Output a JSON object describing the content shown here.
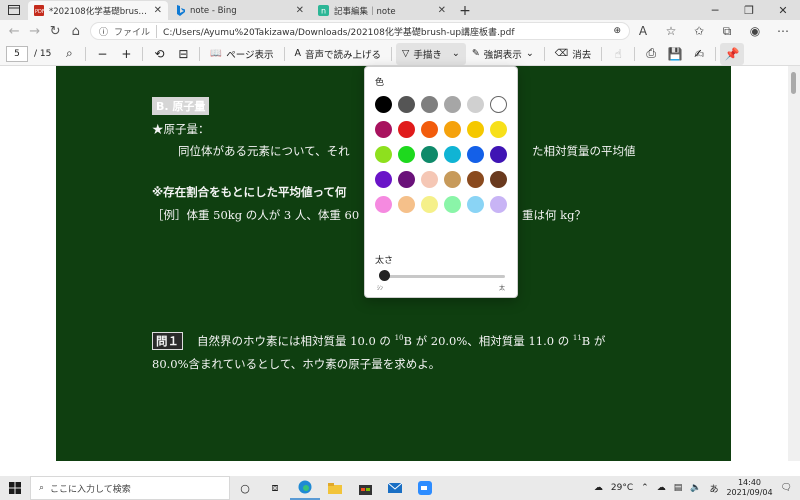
{
  "browser": {
    "tabs": [
      {
        "title": "*202108化学基礎brush-up講座板書.pdf",
        "icon": "pdf-icon",
        "active": true
      },
      {
        "title": "note - Bing",
        "icon": "bing-icon",
        "active": false
      },
      {
        "title": "記事編集｜note",
        "icon": "note-icon",
        "active": false
      }
    ],
    "address": {
      "scheme": "ファイル",
      "url": "C:/Users/Ayumu%20Takizawa/Downloads/202108化学基礎brush-up講座板書.pdf"
    }
  },
  "pdf_toolbar": {
    "current_page": "5",
    "total_pages": "/ 15",
    "page_view_label": "ページ表示",
    "read_aloud_label": "音声で読み上げる",
    "draw_label": "手描き",
    "highlight_label": "強調表示",
    "erase_label": "消去"
  },
  "document": {
    "heading": "B. 原子量",
    "line1": "★原子量：",
    "line2_left": "同位体がある元素について、それ",
    "line2_right": "た相対質量の平均値",
    "line3": "※存在割合をもとにした平均値って何",
    "line4_left": "［例］体重 50kg の人が 3 人、体重 60",
    "line4_right": "重は何 kg？",
    "q_label": "問１",
    "q_text_a": "自然界のホウ素には相対質量 10.0 の ",
    "q_sup1": "10",
    "q_text_b": "B が 20.0%、相対質量 11.0 の ",
    "q_sup2": "11",
    "q_text_c": "B が",
    "q_line2": "80.0%含まれているとして、ホウ素の原子量を求めよ。"
  },
  "pen_panel": {
    "color_label": "色",
    "size_label": "太さ",
    "size_min": "ｼﾝ",
    "size_max": "太",
    "size_value": 0.0,
    "colors": [
      "#000000",
      "#555555",
      "#7f7f7f",
      "#a6a6a6",
      "#d0d0d0",
      "#ffffff",
      "#a8125e",
      "#e01b1b",
      "#f25c0c",
      "#f5a20d",
      "#f5c800",
      "#f7e01a",
      "#8ee01e",
      "#1ed91e",
      "#0f8a6a",
      "#10b4d4",
      "#1460e8",
      "#3f14b4",
      "#6a14c8",
      "#6a127a",
      "#f5c7b5",
      "#c79a5a",
      "#8a4a1e",
      "#6a3a1e",
      "#f58ae0",
      "#f5c08a",
      "#f5f08a",
      "#8af5a8",
      "#8ad4f5",
      "#c8b4f5"
    ]
  },
  "taskbar": {
    "search_placeholder": "ここに入力して検索",
    "temperature": "29°C",
    "ime": "あ",
    "time": "14:40",
    "date": "2021/09/04"
  }
}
◆ ◆ ◆
■ **AIM**:
Give only the number of lines in the data that include the string "note".

■ **THE ANSWER**:
3